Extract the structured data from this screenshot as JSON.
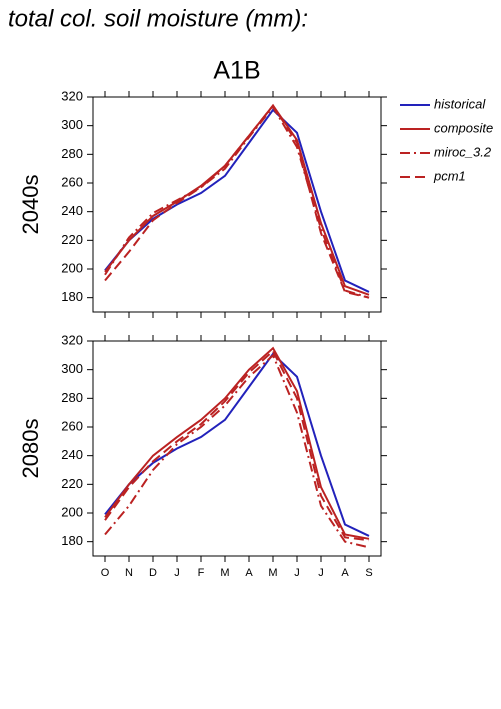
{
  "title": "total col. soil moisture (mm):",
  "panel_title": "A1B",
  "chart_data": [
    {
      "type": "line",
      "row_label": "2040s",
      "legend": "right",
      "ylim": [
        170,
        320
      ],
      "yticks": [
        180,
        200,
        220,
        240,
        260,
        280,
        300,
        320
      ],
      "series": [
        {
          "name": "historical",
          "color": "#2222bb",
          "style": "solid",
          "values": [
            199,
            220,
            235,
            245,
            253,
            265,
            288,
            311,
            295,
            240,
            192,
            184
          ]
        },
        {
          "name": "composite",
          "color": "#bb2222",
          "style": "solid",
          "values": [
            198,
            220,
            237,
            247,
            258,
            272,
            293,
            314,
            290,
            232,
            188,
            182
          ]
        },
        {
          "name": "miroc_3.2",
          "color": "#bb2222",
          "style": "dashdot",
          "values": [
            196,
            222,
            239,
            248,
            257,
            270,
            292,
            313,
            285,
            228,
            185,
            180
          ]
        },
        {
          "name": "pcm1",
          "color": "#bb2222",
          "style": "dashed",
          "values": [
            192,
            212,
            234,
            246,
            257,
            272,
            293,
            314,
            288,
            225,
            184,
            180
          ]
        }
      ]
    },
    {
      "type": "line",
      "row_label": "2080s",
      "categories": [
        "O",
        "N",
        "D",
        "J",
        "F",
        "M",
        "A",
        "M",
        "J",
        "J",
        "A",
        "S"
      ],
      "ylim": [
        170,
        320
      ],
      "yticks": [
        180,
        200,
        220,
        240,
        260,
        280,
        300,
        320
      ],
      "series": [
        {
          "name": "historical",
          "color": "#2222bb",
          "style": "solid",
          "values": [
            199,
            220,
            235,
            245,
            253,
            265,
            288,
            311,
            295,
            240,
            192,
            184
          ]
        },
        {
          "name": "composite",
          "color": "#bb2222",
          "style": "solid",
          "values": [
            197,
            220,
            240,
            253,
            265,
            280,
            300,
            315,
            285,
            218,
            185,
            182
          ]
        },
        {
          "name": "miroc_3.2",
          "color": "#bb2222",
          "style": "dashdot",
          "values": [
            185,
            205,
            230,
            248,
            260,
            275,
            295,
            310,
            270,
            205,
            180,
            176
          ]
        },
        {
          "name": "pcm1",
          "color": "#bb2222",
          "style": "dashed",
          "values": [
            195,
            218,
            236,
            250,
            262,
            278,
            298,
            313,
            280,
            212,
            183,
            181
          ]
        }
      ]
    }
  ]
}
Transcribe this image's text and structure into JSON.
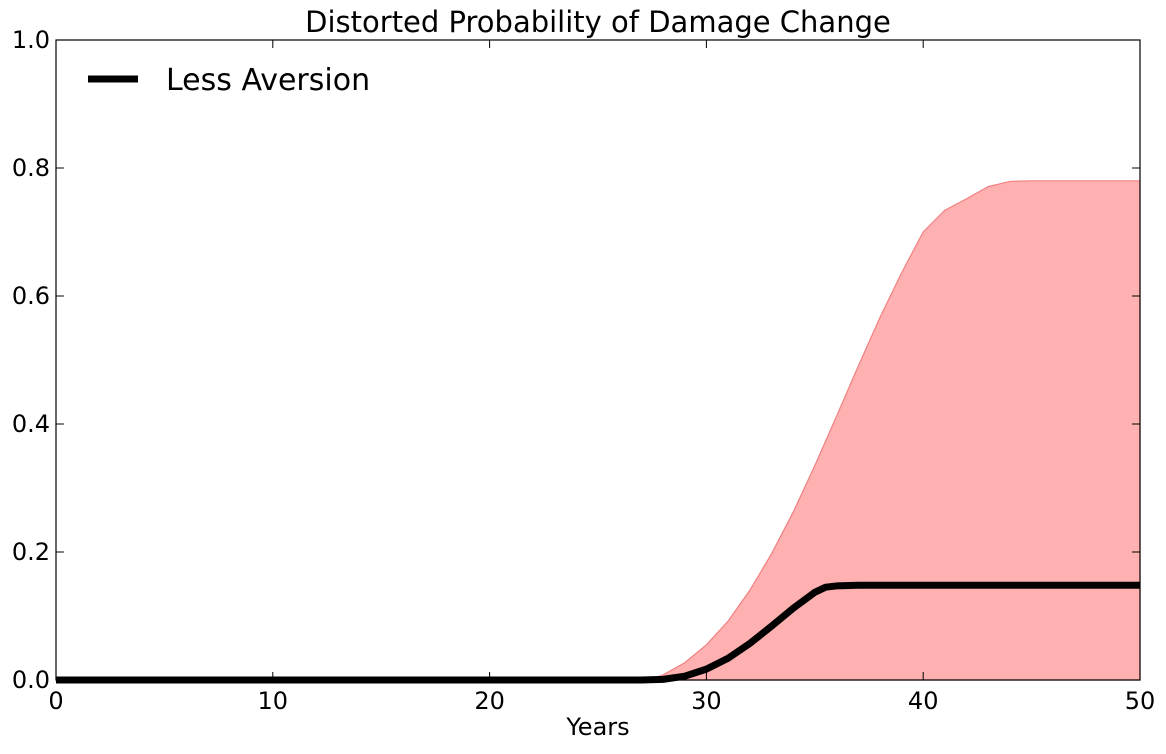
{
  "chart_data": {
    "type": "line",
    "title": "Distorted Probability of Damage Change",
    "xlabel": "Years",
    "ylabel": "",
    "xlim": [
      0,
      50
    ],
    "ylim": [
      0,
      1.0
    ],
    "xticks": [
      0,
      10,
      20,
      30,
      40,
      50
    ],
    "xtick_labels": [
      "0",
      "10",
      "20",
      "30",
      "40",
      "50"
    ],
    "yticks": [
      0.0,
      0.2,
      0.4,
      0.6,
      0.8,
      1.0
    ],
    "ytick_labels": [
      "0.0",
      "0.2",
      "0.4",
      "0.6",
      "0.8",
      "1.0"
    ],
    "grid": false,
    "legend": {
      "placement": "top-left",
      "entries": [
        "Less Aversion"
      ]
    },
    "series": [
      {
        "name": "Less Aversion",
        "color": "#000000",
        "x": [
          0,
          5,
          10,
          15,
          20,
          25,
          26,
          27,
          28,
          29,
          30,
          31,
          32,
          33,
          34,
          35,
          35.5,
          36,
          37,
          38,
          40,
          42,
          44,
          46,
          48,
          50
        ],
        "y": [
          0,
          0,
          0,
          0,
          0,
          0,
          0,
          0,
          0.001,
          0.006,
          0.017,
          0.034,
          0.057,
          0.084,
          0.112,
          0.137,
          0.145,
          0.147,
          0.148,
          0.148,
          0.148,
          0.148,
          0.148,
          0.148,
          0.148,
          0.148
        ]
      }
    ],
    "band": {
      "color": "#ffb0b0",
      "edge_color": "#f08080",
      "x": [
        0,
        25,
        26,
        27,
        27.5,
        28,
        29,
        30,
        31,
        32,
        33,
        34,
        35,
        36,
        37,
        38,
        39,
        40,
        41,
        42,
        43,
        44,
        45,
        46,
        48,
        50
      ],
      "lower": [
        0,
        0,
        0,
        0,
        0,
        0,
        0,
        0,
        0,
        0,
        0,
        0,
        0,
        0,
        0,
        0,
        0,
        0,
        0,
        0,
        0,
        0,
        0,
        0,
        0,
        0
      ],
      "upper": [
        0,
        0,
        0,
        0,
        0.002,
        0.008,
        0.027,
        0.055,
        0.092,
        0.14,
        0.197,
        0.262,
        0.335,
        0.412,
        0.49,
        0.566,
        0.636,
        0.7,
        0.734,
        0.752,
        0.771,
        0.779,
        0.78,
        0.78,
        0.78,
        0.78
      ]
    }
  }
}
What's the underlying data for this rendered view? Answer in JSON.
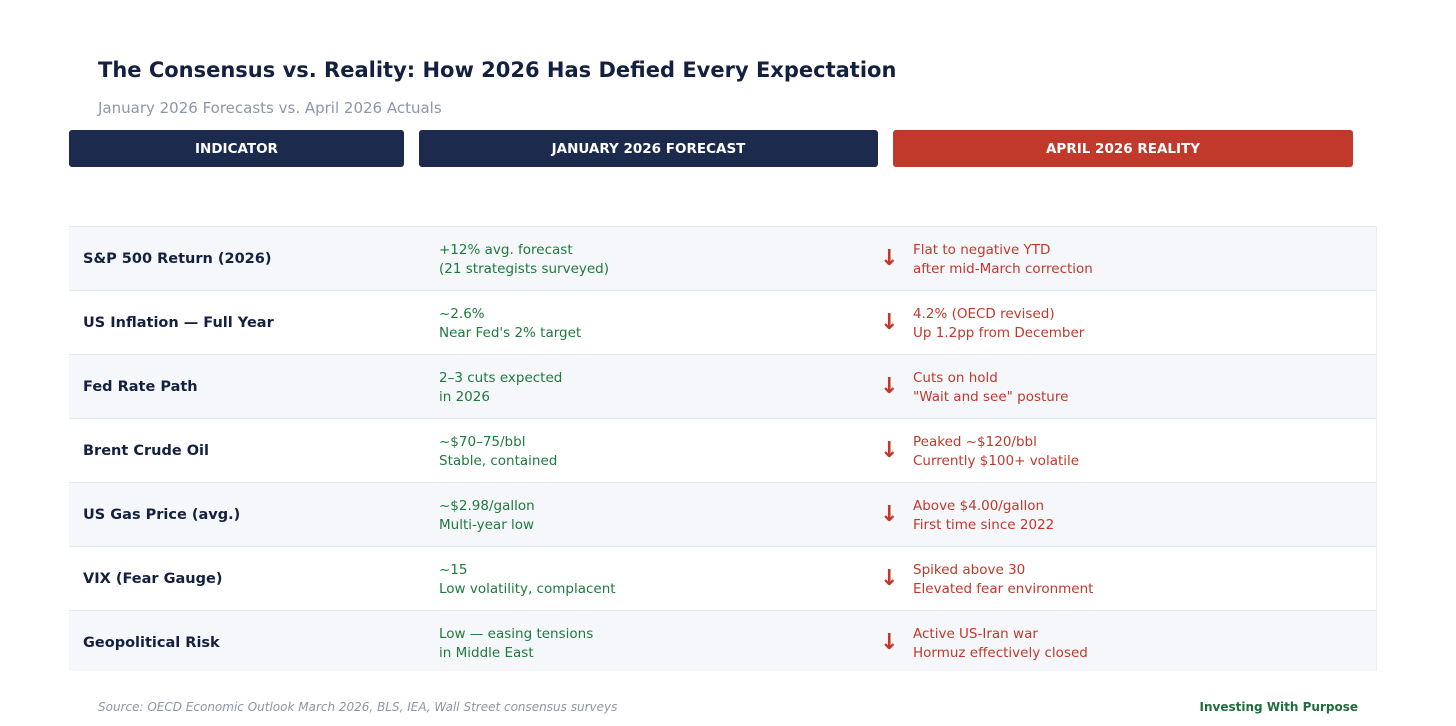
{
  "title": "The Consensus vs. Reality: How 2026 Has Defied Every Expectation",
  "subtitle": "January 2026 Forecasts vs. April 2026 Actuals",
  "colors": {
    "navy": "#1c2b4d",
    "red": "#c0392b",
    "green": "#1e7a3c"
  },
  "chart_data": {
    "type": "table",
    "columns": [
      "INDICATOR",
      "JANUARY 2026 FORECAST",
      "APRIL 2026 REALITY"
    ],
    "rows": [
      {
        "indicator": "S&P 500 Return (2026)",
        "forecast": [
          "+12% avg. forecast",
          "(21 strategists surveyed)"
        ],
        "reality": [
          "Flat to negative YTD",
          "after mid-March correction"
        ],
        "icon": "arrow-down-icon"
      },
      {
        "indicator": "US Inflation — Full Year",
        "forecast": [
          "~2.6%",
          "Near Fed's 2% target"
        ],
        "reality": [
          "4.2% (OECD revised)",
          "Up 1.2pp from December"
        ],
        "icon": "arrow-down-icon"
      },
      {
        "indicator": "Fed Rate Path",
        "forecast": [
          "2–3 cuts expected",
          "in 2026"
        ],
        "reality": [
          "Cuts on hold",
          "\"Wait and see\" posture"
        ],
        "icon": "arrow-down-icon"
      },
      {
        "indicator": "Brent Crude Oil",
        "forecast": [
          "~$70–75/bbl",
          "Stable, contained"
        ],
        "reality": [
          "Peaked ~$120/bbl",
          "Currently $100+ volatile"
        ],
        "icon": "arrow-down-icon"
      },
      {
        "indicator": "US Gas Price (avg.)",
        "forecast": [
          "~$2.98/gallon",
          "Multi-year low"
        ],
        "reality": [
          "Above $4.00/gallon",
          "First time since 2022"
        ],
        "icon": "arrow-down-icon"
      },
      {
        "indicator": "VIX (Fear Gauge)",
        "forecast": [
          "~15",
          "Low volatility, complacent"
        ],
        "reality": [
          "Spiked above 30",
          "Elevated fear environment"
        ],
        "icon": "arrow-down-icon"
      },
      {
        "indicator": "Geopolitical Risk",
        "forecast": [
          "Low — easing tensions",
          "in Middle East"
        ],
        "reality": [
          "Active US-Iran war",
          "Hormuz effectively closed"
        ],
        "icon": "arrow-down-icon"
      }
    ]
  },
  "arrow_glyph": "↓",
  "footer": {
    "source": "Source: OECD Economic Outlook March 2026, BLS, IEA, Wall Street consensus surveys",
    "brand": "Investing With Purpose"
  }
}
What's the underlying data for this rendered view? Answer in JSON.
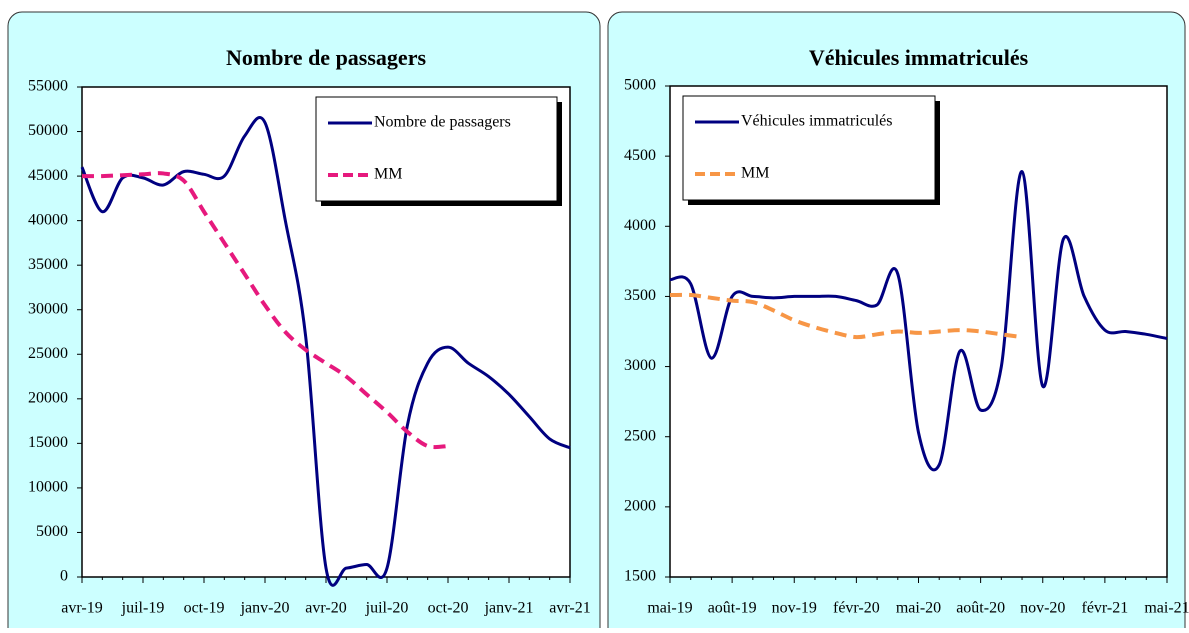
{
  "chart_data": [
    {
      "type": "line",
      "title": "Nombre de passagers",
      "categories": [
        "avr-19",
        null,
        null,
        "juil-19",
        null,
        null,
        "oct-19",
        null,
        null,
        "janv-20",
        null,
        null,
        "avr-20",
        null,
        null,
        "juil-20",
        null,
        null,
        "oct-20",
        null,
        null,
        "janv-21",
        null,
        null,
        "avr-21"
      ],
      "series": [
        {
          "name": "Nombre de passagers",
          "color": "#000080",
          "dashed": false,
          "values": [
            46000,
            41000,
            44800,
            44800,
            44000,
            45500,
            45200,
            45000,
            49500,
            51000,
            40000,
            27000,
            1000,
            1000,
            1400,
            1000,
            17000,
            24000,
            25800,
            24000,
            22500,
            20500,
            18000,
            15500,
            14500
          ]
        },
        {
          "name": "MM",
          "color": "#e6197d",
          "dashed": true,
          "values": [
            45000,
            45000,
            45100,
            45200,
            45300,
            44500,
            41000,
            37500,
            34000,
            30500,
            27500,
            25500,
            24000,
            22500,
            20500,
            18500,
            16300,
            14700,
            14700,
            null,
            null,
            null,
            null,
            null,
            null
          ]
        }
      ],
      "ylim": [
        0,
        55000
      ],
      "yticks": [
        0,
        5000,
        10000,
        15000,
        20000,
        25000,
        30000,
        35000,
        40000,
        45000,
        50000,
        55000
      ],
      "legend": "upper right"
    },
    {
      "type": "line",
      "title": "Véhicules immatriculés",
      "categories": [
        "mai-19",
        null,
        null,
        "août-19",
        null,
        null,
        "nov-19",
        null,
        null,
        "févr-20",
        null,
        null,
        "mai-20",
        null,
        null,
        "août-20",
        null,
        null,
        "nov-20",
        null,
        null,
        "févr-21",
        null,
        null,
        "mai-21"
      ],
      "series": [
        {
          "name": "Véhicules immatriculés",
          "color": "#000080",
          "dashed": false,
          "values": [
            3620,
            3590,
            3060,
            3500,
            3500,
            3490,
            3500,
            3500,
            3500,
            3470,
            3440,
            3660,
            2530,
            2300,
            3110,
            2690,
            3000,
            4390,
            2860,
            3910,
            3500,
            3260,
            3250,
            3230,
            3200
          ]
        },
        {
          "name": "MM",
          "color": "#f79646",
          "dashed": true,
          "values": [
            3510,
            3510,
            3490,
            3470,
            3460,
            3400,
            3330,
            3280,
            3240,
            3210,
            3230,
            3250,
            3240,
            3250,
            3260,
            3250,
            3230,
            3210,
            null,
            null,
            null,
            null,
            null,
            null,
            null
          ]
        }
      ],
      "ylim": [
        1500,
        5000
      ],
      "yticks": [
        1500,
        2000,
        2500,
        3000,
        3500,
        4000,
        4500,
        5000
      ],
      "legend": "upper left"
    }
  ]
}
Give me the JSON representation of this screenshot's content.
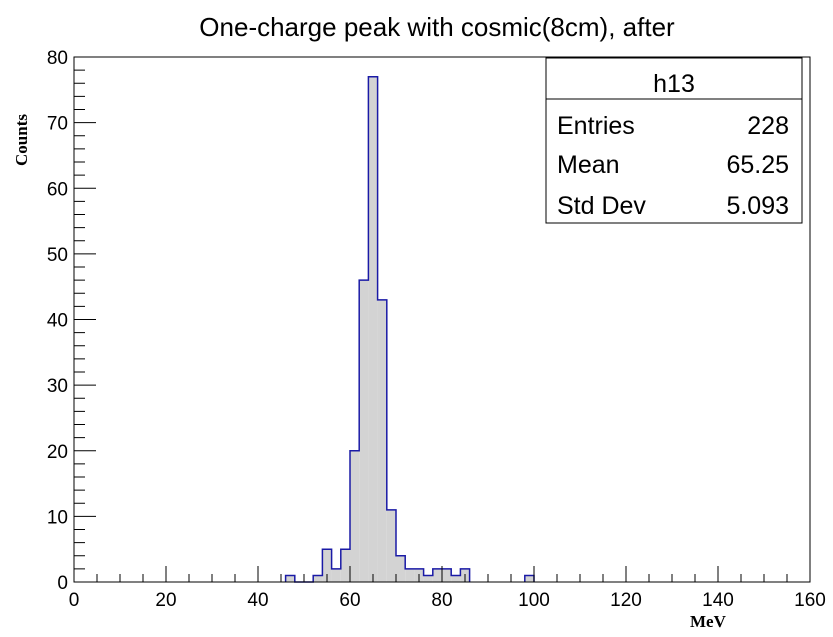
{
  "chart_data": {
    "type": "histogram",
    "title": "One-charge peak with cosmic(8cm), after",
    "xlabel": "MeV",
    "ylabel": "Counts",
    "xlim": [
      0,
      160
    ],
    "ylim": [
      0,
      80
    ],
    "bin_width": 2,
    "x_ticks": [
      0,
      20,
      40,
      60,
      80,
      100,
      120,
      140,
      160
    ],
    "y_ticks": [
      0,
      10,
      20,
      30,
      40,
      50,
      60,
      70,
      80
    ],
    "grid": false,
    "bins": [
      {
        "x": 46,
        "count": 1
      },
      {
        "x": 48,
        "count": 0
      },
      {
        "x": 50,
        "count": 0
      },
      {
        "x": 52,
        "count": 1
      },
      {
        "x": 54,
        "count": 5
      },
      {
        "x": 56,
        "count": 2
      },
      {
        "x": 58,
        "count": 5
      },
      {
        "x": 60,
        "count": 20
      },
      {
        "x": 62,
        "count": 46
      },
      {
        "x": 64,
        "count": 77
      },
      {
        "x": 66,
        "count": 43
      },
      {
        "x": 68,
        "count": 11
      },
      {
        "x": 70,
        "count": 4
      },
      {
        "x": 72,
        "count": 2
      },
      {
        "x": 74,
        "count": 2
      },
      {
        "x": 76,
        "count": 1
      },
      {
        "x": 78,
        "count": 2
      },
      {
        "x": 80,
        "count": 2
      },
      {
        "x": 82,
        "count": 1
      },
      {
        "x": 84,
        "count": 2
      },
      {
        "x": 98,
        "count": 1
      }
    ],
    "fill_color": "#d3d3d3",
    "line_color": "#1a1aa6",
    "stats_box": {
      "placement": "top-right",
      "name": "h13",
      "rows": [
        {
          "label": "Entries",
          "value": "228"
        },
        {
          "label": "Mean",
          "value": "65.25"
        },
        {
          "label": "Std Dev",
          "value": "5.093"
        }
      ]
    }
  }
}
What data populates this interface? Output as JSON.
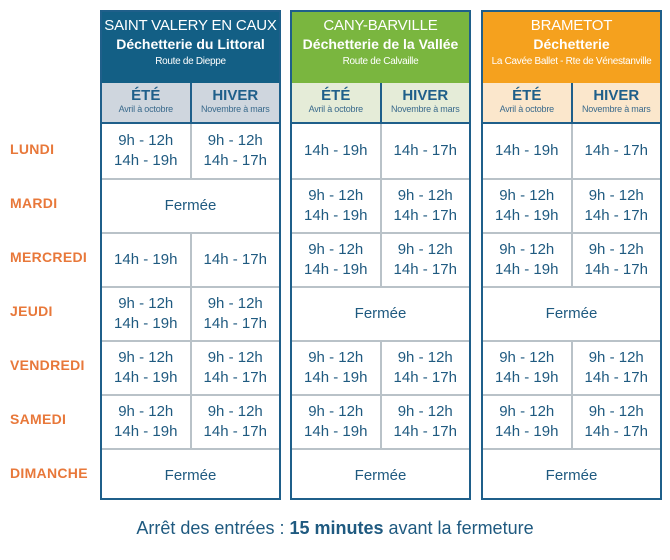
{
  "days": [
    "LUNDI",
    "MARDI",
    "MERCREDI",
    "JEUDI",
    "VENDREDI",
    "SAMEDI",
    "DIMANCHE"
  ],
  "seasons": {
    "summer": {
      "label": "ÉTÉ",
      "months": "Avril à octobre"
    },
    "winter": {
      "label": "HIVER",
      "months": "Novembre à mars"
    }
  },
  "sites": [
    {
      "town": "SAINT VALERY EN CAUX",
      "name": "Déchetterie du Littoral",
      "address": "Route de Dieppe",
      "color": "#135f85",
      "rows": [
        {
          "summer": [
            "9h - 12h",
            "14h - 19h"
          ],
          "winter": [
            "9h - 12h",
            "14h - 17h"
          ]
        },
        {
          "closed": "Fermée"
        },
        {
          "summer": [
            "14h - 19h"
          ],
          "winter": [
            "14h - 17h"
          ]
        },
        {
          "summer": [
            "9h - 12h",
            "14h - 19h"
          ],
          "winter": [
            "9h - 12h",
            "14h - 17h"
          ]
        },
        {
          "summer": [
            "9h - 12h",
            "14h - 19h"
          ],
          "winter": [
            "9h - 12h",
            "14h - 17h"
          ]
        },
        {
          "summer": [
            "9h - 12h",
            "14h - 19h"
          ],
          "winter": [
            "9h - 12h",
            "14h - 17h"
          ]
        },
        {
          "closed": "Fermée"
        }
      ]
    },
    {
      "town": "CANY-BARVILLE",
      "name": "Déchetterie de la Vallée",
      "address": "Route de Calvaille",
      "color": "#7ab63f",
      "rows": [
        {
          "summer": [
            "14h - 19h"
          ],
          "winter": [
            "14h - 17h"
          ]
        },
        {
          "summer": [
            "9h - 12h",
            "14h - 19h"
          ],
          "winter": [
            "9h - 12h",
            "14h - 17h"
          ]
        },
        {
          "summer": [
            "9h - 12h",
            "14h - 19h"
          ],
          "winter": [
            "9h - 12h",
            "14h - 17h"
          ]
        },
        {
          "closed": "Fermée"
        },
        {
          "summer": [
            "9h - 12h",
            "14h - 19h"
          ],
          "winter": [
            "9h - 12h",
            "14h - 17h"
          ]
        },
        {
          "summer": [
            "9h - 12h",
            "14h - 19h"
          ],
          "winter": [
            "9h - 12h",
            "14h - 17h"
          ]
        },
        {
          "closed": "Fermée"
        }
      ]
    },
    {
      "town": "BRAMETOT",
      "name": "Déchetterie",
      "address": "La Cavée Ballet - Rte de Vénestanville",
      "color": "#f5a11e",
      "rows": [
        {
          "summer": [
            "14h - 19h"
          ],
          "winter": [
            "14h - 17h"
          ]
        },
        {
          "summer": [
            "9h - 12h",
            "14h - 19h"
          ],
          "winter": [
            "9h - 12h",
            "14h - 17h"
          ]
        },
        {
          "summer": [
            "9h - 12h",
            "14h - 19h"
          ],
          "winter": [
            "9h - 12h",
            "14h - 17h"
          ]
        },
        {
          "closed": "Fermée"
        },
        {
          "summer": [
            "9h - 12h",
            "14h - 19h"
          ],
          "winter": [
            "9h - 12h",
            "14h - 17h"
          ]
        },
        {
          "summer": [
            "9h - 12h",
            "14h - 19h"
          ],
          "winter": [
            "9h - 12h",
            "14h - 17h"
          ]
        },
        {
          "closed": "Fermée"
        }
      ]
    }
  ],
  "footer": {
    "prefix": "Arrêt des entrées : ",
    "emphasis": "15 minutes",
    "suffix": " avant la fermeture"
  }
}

▸ **REQUIRED WORK**
Say, as a bare number, how many lines in the entries above include the string "upper".

▸ **EXERCISE RESULT**
3